**THE RECORDS**
########

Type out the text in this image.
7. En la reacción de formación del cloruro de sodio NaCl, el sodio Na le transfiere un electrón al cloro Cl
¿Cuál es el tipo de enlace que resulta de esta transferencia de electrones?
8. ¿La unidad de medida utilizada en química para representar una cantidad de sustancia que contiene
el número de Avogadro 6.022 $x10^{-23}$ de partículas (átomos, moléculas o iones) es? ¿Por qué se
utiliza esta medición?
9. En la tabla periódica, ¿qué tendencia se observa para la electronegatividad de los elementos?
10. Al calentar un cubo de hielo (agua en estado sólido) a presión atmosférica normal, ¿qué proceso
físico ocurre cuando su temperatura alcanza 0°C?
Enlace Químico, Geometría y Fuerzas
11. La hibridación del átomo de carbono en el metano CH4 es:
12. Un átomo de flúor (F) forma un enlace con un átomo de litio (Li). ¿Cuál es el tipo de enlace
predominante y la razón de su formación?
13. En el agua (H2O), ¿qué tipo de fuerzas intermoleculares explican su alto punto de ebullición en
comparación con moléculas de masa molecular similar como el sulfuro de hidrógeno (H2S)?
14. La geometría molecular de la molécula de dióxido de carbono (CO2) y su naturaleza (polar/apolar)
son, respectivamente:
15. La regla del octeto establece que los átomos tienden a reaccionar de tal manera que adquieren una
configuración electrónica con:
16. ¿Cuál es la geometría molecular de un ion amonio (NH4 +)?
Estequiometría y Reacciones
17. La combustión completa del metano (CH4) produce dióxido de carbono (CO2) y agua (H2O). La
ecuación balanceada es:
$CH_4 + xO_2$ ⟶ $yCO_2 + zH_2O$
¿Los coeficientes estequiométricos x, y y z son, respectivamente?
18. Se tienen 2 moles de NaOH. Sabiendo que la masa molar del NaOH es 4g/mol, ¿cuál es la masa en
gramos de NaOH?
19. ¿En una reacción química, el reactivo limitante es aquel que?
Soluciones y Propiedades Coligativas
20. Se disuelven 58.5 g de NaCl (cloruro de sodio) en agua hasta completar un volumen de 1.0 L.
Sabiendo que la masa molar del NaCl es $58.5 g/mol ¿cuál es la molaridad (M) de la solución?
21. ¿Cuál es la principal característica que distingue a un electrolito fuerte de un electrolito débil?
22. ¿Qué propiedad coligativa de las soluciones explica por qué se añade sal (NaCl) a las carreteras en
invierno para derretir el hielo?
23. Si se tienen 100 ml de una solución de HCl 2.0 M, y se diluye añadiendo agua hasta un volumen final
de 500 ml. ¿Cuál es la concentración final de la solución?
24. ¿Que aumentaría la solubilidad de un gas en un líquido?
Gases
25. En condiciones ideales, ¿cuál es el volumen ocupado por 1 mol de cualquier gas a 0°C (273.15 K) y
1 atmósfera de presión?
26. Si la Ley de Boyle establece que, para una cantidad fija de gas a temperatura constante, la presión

########

**THE REQUEST**
Pull out all lines of the data with the string "moléculas".

**SOLUTION**
el número de Avogadro 6.022 $x10^{-23}$ de partículas (átomos, moléculas o iones) es? ¿Por qué se
comparación con moléculas de masa molecular similar como el sulfuro de hidrógeno (H2S)?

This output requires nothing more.